[Begin Entries shown]
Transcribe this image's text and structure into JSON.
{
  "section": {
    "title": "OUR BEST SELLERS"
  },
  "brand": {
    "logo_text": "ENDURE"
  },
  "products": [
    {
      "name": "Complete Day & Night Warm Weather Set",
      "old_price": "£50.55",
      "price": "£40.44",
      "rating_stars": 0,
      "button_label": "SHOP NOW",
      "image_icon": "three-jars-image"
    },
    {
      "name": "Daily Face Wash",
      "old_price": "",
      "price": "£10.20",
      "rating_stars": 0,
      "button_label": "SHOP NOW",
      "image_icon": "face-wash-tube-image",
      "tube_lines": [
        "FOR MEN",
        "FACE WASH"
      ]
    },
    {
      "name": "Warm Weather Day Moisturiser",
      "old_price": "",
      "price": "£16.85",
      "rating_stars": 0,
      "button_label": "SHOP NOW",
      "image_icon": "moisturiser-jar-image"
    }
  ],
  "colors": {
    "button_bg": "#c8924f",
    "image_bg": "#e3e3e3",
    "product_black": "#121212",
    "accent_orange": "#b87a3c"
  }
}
[End Entries shown]
[Begin Entries shown]
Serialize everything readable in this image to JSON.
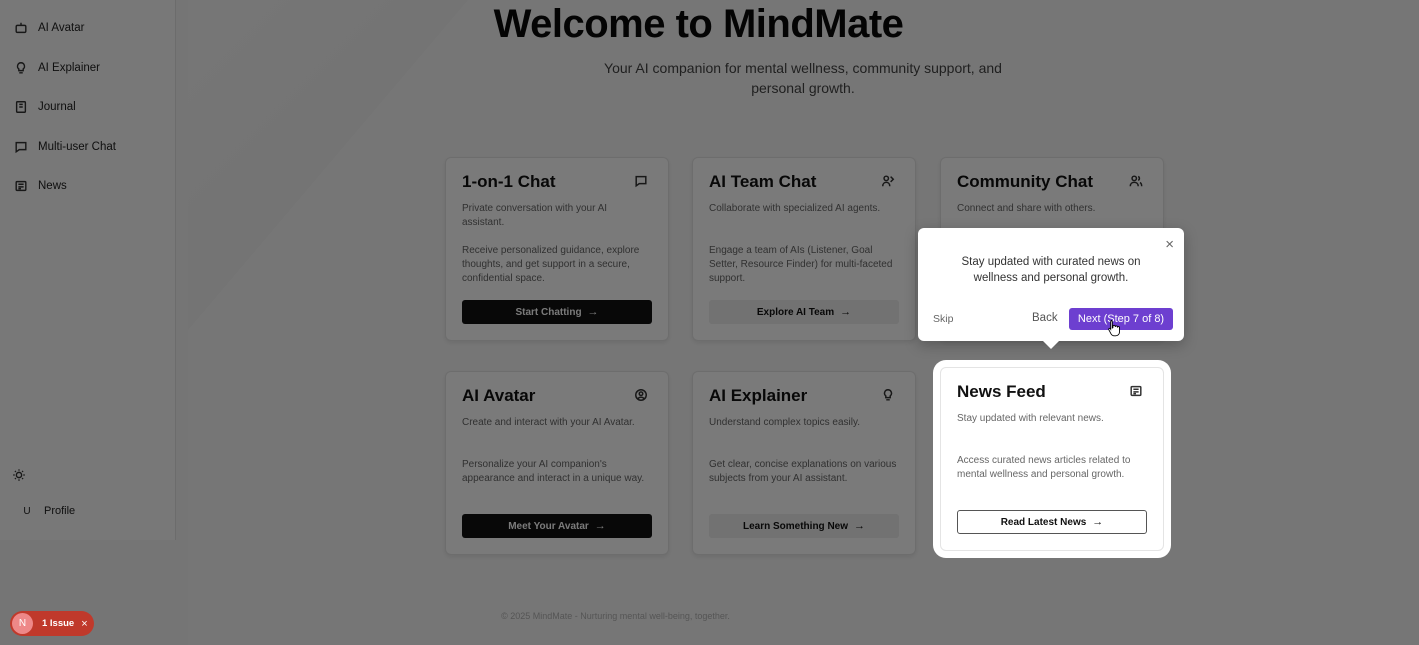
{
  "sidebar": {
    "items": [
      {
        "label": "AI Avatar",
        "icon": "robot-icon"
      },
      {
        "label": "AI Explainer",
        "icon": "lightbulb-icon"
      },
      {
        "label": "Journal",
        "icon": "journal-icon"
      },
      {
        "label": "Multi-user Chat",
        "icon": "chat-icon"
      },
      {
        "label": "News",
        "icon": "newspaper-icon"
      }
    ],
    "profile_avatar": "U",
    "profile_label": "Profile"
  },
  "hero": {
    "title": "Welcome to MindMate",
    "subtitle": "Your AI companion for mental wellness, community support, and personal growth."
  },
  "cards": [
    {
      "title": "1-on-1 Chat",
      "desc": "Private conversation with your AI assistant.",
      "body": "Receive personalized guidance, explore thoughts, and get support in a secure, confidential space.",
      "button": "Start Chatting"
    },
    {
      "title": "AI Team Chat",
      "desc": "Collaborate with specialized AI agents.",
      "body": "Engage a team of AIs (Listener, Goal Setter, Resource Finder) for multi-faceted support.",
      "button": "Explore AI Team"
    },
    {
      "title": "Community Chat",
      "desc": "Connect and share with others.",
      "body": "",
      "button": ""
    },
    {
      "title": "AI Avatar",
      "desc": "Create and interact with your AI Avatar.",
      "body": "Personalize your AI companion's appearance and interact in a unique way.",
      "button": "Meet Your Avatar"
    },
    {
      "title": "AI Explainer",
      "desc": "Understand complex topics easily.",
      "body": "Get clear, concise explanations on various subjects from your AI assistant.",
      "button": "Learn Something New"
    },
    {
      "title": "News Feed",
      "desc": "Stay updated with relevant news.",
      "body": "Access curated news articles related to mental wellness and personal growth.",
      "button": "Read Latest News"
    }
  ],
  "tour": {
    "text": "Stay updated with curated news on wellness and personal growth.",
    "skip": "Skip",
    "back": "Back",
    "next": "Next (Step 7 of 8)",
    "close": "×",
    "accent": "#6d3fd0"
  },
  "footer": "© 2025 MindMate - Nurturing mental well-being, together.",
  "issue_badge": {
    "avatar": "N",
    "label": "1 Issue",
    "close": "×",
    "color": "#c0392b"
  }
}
[End Entries shown]
:: Task details ::
Copy out every line holding the string "Warm".

:: Response for this exercise ::
      "name": "Complete Day & Night Warm Weather Set",
      "name": "Warm Weather Day Moisturiser",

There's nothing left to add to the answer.